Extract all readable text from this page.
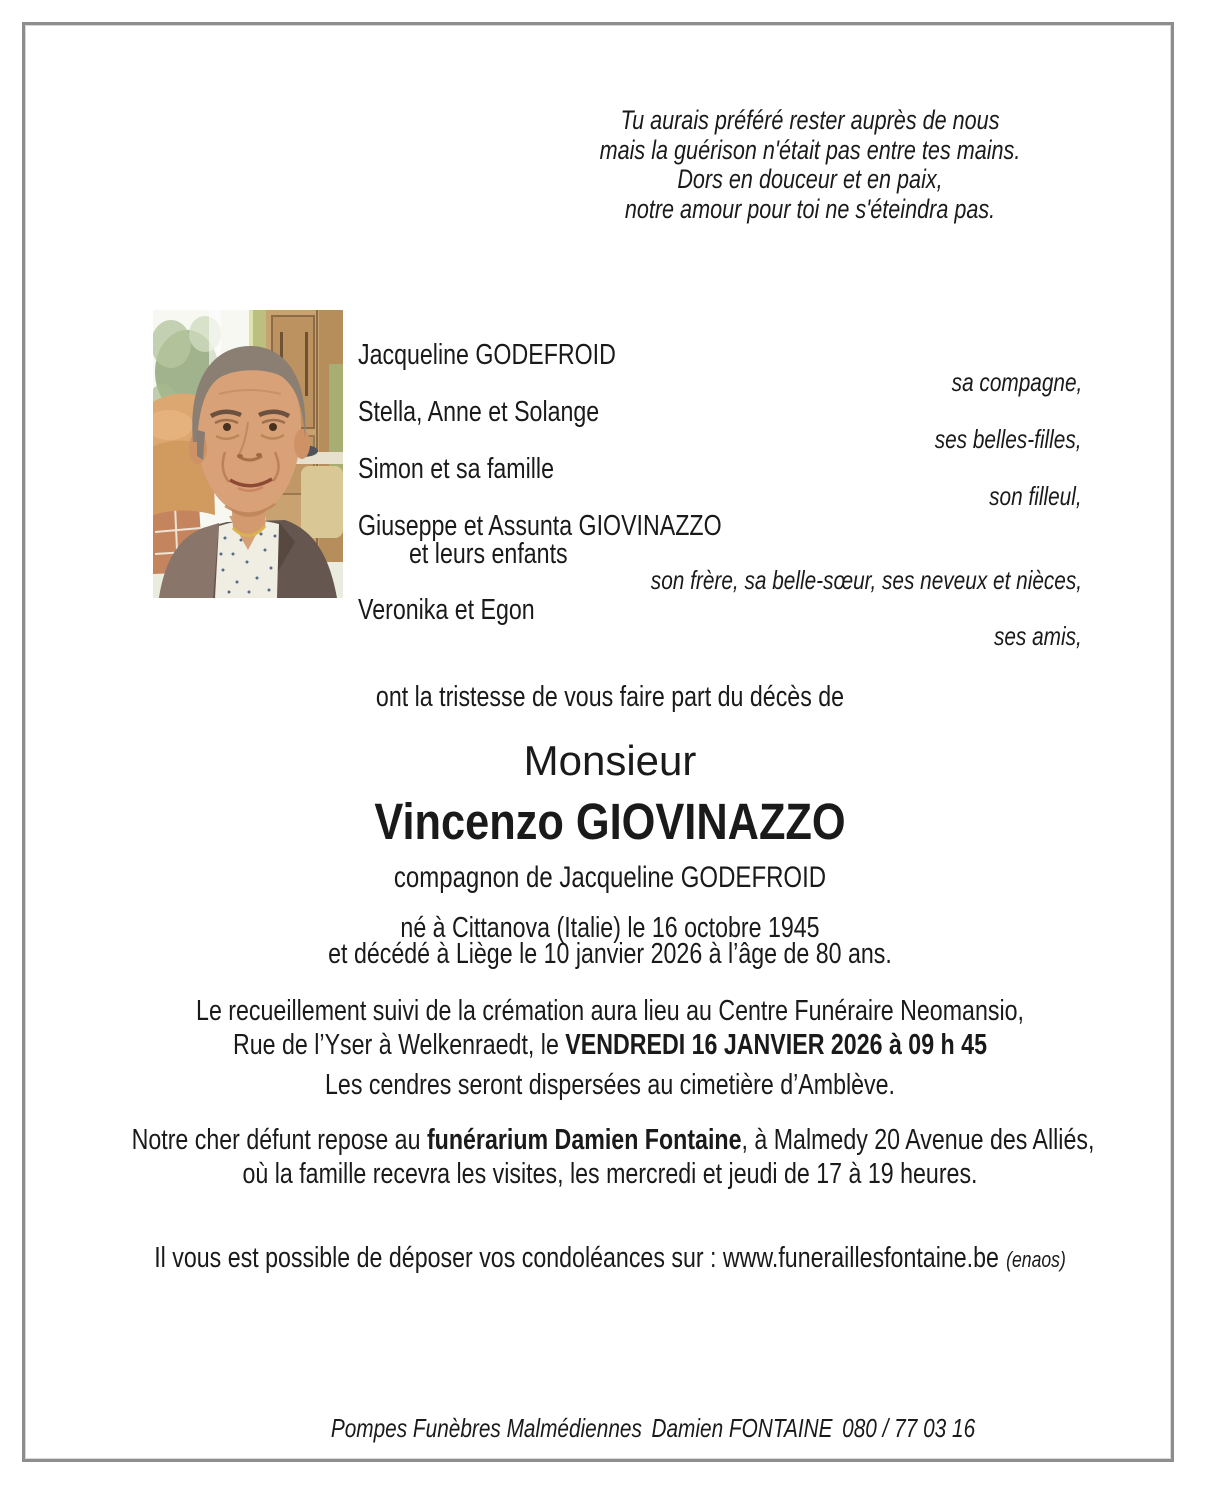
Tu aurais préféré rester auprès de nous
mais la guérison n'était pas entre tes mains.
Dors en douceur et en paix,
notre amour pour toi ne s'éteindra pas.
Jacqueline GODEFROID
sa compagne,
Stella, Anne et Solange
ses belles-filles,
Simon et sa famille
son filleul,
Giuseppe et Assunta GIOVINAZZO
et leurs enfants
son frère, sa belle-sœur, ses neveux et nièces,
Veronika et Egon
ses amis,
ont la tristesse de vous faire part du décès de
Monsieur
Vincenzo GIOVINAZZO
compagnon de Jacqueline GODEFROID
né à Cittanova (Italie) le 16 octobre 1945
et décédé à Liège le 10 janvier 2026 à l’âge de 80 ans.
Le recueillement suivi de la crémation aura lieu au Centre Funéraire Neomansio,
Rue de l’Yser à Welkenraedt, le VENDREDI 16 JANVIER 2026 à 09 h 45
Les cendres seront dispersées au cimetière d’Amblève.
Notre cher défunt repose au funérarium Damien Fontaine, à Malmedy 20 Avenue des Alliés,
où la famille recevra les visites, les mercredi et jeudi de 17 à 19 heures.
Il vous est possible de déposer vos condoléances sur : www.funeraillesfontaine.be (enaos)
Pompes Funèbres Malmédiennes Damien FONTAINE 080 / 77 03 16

• • • • •

THE EXERCISE:
Only the number is required: the count of lines containing the word "GIOVINAZZO".

ANSWER IN FULL:
2